Tally the lines that contain "TradingView" and report the total alone.
----- Provided records -----
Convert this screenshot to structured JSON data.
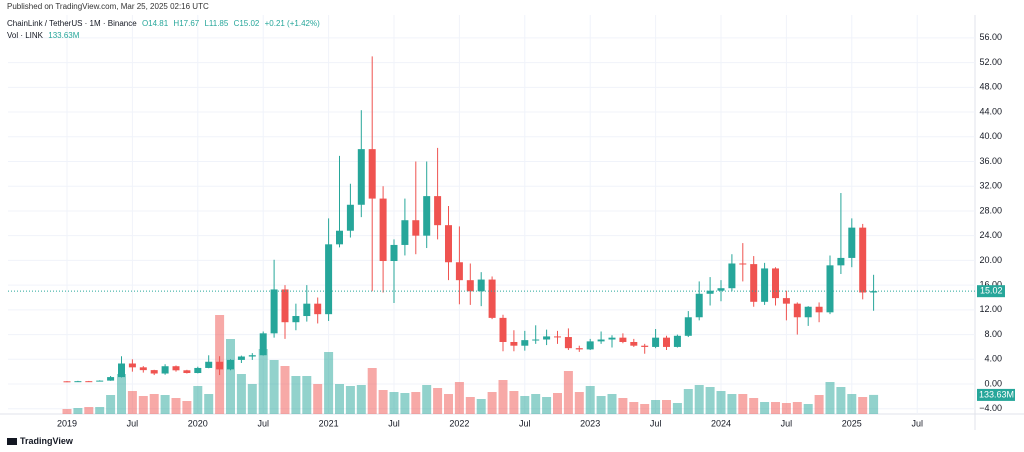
{
  "header": {
    "published": "Published on TradingView.com, Mar 25, 2025 02:16 UTC",
    "symbol": "ChainLink / TetherUS · 1M · Binance",
    "ohlc": [
      "O14.81",
      "H17.67",
      "L11.85",
      "C15.02",
      "+0.21 (+1.42%)"
    ],
    "volume_title": "Vol · LINK"
  },
  "footer": {
    "brand": "TradingView"
  },
  "chart_data": {
    "type": "candlestick",
    "x": [
      "2019-01",
      "2019-02",
      "2019-03",
      "2019-04",
      "2019-05",
      "2019-06",
      "2019-07",
      "2019-08",
      "2019-09",
      "2019-10",
      "2019-11",
      "2019-12",
      "2020-01",
      "2020-02",
      "2020-03",
      "2020-04",
      "2020-05",
      "2020-06",
      "2020-07",
      "2020-08",
      "2020-09",
      "2020-10",
      "2020-11",
      "2020-12",
      "2021-01",
      "2021-02",
      "2021-03",
      "2021-04",
      "2021-05",
      "2021-06",
      "2021-07",
      "2021-08",
      "2021-09",
      "2021-10",
      "2021-11",
      "2021-12",
      "2022-01",
      "2022-02",
      "2022-03",
      "2022-04",
      "2022-05",
      "2022-06",
      "2022-07",
      "2022-08",
      "2022-09",
      "2022-10",
      "2022-11",
      "2022-12",
      "2023-01",
      "2023-02",
      "2023-03",
      "2023-04",
      "2023-05",
      "2023-06",
      "2023-07",
      "2023-08",
      "2023-09",
      "2023-10",
      "2023-11",
      "2023-12",
      "2024-01",
      "2024-02",
      "2024-03",
      "2024-04",
      "2024-05",
      "2024-06",
      "2024-07",
      "2024-08",
      "2024-09",
      "2024-10",
      "2024-11",
      "2024-12",
      "2025-01",
      "2025-02",
      "2025-03"
    ],
    "open": [
      0.44,
      0.36,
      0.46,
      0.45,
      0.55,
      1.12,
      3.32,
      2.7,
      2.25,
      1.7,
      2.88,
      2.22,
      1.78,
      2.6,
      3.6,
      2.37,
      3.9,
      4.45,
      4.66,
      8.2,
      15.3,
      10,
      11,
      13,
      11.3,
      22.6,
      24.8,
      29,
      38,
      30,
      19.9,
      22.5,
      26.5,
      24,
      30.4,
      25.7,
      19.7,
      16.8,
      15,
      16.9,
      10.7,
      6.8,
      6.2,
      7.1,
      7.2,
      7.7,
      7.6,
      5.8,
      5.6,
      6.9,
      7.2,
      7.5,
      6.8,
      6.2,
      6,
      7.5,
      6,
      7.8,
      10.8,
      14.6,
      15.1,
      15.5,
      19.5,
      19.4,
      13.3,
      18.7,
      13.9,
      13,
      10.8,
      12.5,
      11.6,
      19.2,
      20.4,
      25.3,
      14.81
    ],
    "high": [
      0.46,
      0.52,
      0.5,
      0.6,
      1.3,
      4.5,
      4,
      2.9,
      2.3,
      3.2,
      3,
      2.3,
      2.8,
      4.65,
      4.5,
      4,
      4.6,
      5,
      8.5,
      20.1,
      16,
      13,
      16,
      14,
      26.8,
      36.9,
      32.4,
      44.3,
      53,
      32,
      23.4,
      30,
      36,
      36,
      38.2,
      28.8,
      25.5,
      19.5,
      18.1,
      17.4,
      11.2,
      8.7,
      8.6,
      9.5,
      8.8,
      8.6,
      9,
      6.2,
      7.3,
      8.5,
      7.9,
      8.2,
      7.3,
      6.5,
      8.9,
      7.8,
      8,
      11.8,
      16.6,
      17.3,
      16.8,
      21,
      22.8,
      20.7,
      19.6,
      18.9,
      15.1,
      13.2,
      12.6,
      13.2,
      20.8,
      30.9,
      26.8,
      25.9,
      17.67
    ],
    "low": [
      0.3,
      0.34,
      0.42,
      0.43,
      0.52,
      1.05,
      2,
      1.85,
      1.45,
      1.5,
      2,
      1.7,
      1.72,
      2.55,
      1.45,
      2.22,
      3.4,
      3.9,
      4.6,
      7.5,
      7.3,
      8.7,
      10.1,
      9.8,
      10.2,
      22.1,
      23.7,
      27,
      15,
      14.8,
      13.1,
      20.8,
      21,
      22,
      23.4,
      16.8,
      12.9,
      12.8,
      12.6,
      10.5,
      5.3,
      5.3,
      5.4,
      6.5,
      6.3,
      6.5,
      5.5,
      5.2,
      5.5,
      6.5,
      5.9,
      6.6,
      6,
      4.9,
      5.8,
      5.5,
      5.9,
      7.6,
      10.3,
      12.7,
      13.4,
      15,
      16.6,
      12.5,
      12.8,
      12.7,
      10.3,
      8,
      9.4,
      10,
      11.3,
      17.8,
      18.9,
      13.7,
      11.85
    ],
    "close": [
      0.36,
      0.46,
      0.45,
      0.55,
      1.12,
      3.32,
      2.7,
      2.25,
      1.7,
      2.88,
      2.22,
      1.78,
      2.6,
      3.6,
      2.37,
      3.9,
      4.45,
      4.66,
      8.2,
      15.3,
      10,
      11,
      13,
      11.3,
      22.6,
      24.8,
      29,
      38,
      30,
      19.9,
      22.5,
      26.5,
      24,
      30.4,
      25.7,
      19.7,
      16.8,
      15,
      16.9,
      10.7,
      6.8,
      6.2,
      7.1,
      7.2,
      7.7,
      7.6,
      5.8,
      5.6,
      6.9,
      7.2,
      7.5,
      6.8,
      6.2,
      6,
      7.5,
      6,
      7.8,
      10.8,
      14.6,
      15.1,
      15.5,
      19.5,
      19.4,
      13.3,
      18.7,
      13.9,
      13,
      10.8,
      12.5,
      11.6,
      19.2,
      20.4,
      25.3,
      14.81,
      15.02
    ],
    "volume": [
      35,
      42,
      49,
      49,
      133,
      280,
      161,
      126,
      140,
      133,
      112,
      91,
      196,
      140,
      693,
      525,
      280,
      210,
      455,
      378,
      336,
      266,
      266,
      210,
      434,
      210,
      196,
      203,
      322,
      168,
      154,
      147,
      154,
      203,
      182,
      140,
      224,
      119,
      105,
      154,
      238,
      161,
      126,
      140,
      119,
      147,
      301,
      154,
      196,
      126,
      140,
      112,
      84,
      70,
      98,
      98,
      77,
      175,
      203,
      189,
      161,
      140,
      140,
      112,
      84,
      84,
      77,
      84,
      70,
      133,
      224,
      189,
      140,
      119,
      133.63
    ],
    "last_volume_label": "133.63M",
    "up_color": "#26a69a",
    "down_color": "#ef5350",
    "ylim": [
      -4.85,
      59.7
    ],
    "yticks": [
      {
        "value": -4,
        "label": "−4.00"
      },
      {
        "value": 0,
        "label": "0.00"
      },
      {
        "value": 4,
        "label": "4.00"
      },
      {
        "value": 8,
        "label": "8.00"
      },
      {
        "value": 12,
        "label": "12.00"
      },
      {
        "value": 16,
        "label": "16.00"
      },
      {
        "value": 20,
        "label": "20.00"
      },
      {
        "value": 24,
        "label": "24.00"
      },
      {
        "value": 28,
        "label": "28.00"
      },
      {
        "value": 32,
        "label": "32.00"
      },
      {
        "value": 36,
        "label": "36.00"
      },
      {
        "value": 40,
        "label": "40.00"
      },
      {
        "value": 44,
        "label": "44.00"
      },
      {
        "value": 48,
        "label": "48.00"
      },
      {
        "value": 52,
        "label": "52.00"
      },
      {
        "value": 56,
        "label": "56.00"
      }
    ],
    "xticks": [
      {
        "value": "2019-01",
        "label": "2019"
      },
      {
        "value": "2019-07",
        "label": "Jul"
      },
      {
        "value": "2020-01",
        "label": "2020"
      },
      {
        "value": "2020-07",
        "label": "Jul"
      },
      {
        "value": "2021-01",
        "label": "2021"
      },
      {
        "value": "2021-07",
        "label": "Jul"
      },
      {
        "value": "2022-01",
        "label": "2022"
      },
      {
        "value": "2022-07",
        "label": "Jul"
      },
      {
        "value": "2023-01",
        "label": "2023"
      },
      {
        "value": "2023-07",
        "label": "Jul"
      },
      {
        "value": "2024-01",
        "label": "2024"
      },
      {
        "value": "2024-07",
        "label": "Jul"
      },
      {
        "value": "2025-01",
        "label": "2025"
      },
      {
        "value": "2025-07",
        "label": "Jul"
      }
    ],
    "grid": true
  }
}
-----
_Problem solution:_
2